### [Provided material]
· · · ·

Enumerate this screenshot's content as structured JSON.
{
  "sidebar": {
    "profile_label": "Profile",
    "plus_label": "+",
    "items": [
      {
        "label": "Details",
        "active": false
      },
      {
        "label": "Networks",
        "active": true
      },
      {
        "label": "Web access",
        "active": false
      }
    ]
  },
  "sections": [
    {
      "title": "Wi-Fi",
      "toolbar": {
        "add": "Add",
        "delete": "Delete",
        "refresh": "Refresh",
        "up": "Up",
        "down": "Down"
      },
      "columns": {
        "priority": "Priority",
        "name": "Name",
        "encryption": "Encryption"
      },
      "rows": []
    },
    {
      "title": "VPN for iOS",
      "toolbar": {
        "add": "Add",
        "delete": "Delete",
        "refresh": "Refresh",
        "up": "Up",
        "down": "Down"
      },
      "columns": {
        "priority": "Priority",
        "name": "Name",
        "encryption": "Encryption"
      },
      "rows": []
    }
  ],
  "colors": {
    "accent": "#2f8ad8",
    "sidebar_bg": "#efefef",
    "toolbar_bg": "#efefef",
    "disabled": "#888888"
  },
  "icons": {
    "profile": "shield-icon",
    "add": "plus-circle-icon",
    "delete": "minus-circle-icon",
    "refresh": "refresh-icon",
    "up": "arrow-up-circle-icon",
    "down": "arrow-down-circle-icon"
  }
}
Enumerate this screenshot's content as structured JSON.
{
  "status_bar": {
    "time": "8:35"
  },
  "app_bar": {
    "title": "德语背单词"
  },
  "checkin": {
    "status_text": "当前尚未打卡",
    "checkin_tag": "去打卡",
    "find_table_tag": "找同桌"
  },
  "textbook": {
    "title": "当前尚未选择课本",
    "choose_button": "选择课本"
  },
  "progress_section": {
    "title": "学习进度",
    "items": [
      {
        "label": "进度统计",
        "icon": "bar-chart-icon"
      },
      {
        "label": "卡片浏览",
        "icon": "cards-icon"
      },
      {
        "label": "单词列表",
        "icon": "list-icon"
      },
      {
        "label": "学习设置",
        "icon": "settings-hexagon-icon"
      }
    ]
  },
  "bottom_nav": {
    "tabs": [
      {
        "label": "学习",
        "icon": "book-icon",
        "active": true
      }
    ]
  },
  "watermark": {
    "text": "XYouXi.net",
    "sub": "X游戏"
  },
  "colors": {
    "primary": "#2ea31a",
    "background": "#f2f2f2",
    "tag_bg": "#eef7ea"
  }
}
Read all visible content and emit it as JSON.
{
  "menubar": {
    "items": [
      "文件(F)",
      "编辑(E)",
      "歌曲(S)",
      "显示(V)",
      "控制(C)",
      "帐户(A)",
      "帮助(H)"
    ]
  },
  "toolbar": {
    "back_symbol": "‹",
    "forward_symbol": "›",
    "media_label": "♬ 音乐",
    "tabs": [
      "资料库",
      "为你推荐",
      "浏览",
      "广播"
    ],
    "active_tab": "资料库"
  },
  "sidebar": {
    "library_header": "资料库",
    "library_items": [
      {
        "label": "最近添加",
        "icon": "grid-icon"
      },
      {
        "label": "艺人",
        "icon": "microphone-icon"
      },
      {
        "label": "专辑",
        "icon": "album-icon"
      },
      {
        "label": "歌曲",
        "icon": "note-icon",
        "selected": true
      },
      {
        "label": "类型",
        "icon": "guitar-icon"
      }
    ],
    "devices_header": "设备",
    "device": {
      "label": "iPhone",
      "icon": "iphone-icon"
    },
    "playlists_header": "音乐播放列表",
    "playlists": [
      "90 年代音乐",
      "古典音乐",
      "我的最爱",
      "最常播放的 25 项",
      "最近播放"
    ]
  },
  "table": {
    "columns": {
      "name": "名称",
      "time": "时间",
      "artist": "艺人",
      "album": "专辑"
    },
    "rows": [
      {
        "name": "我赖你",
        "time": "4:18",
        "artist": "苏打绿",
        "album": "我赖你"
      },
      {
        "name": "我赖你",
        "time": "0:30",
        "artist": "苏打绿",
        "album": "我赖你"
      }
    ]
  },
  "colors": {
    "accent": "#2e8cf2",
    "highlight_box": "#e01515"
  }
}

· · · ·

### [Exercise description]
Please reproduce each record precisely as written.

### [Complete response]
Enumerate this screenshot's content as structured JSON.
{
  "sidebar": {
    "profile_label": "Profile",
    "plus_label": "+",
    "items": [
      {
        "label": "Details",
        "active": false
      },
      {
        "label": "Networks",
        "active": true
      },
      {
        "label": "Web access",
        "active": false
      }
    ]
  },
  "sections": [
    {
      "title": "Wi-Fi",
      "toolbar": {
        "add": "Add",
        "delete": "Delete",
        "refresh": "Refresh",
        "up": "Up",
        "down": "Down"
      },
      "columns": {
        "priority": "Priority",
        "name": "Name",
        "encryption": "Encryption"
      },
      "rows": []
    },
    {
      "title": "VPN for iOS",
      "toolbar": {
        "add": "Add",
        "delete": "Delete",
        "refresh": "Refresh",
        "up": "Up",
        "down": "Down"
      },
      "columns": {
        "priority": "Priority",
        "name": "Name",
        "encryption": "Encryption"
      },
      "rows": []
    }
  ],
  "colors": {
    "accent": "#2f8ad8",
    "sidebar_bg": "#efefef",
    "toolbar_bg": "#efefef",
    "disabled": "#888888"
  },
  "icons": {
    "profile": "shield-icon",
    "add": "plus-circle-icon",
    "delete": "minus-circle-icon",
    "refresh": "refresh-icon",
    "up": "arrow-up-circle-icon",
    "down": "arrow-down-circle-icon"
  }
}
Enumerate this screenshot's content as structured JSON.
{
  "status_bar": {
    "time": "8:35"
  },
  "app_bar": {
    "title": "德语背单词"
  },
  "checkin": {
    "status_text": "当前尚未打卡",
    "checkin_tag": "去打卡",
    "find_table_tag": "找同桌"
  },
  "textbook": {
    "title": "当前尚未选择课本",
    "choose_button": "选择课本"
  },
  "progress_section": {
    "title": "学习进度",
    "items": [
      {
        "label": "进度统计",
        "icon": "bar-chart-icon"
      },
      {
        "label": "卡片浏览",
        "icon": "cards-icon"
      },
      {
        "label": "单词列表",
        "icon": "list-icon"
      },
      {
        "label": "学习设置",
        "icon": "settings-hexagon-icon"
      }
    ]
  },
  "bottom_nav": {
    "tabs": [
      {
        "label": "学习",
        "icon": "book-icon",
        "active": true
      }
    ]
  },
  "watermark": {
    "text": "XYouXi.net",
    "sub": "X游戏"
  },
  "colors": {
    "primary": "#2ea31a",
    "background": "#f2f2f2",
    "tag_bg": "#eef7ea"
  }
}
Read all visible content and emit it as JSON.
{
  "menubar": {
    "items": [
      "文件(F)",
      "编辑(E)",
      "歌曲(S)",
      "显示(V)",
      "控制(C)",
      "帐户(A)",
      "帮助(H)"
    ]
  },
  "toolbar": {
    "back_symbol": "‹",
    "forward_symbol": "›",
    "media_label": "♬ 音乐",
    "tabs": [
      "资料库",
      "为你推荐",
      "浏览",
      "广播"
    ],
    "active_tab": "资料库"
  },
  "sidebar": {
    "library_header": "资料库",
    "library_items": [
      {
        "label": "最近添加",
        "icon": "grid-icon"
      },
      {
        "label": "艺人",
        "icon": "microphone-icon"
      },
      {
        "label": "专辑",
        "icon": "album-icon"
      },
      {
        "label": "歌曲",
        "icon": "note-icon",
        "selected": true
      },
      {
        "label": "类型",
        "icon": "guitar-icon"
      }
    ],
    "devices_header": "设备",
    "device": {
      "label": "iPhone",
      "icon": "iphone-icon"
    },
    "playlists_header": "音乐播放列表",
    "playlists": [
      "90 年代音乐",
      "古典音乐",
      "我的最爱",
      "最常播放的 25 项",
      "最近播放"
    ]
  },
  "table": {
    "columns": {
      "name": "名称",
      "time": "时间",
      "artist": "艺人",
      "album": "专辑"
    },
    "rows": [
      {
        "name": "我赖你",
        "time": "4:18",
        "artist": "苏打绿",
        "album": "我赖你"
      },
      {
        "name": "我赖你",
        "time": "0:30",
        "artist": "苏打绿",
        "album": "我赖你"
      }
    ]
  },
  "colors": {
    "accent": "#2e8cf2",
    "highlight_box": "#e01515"
  }
}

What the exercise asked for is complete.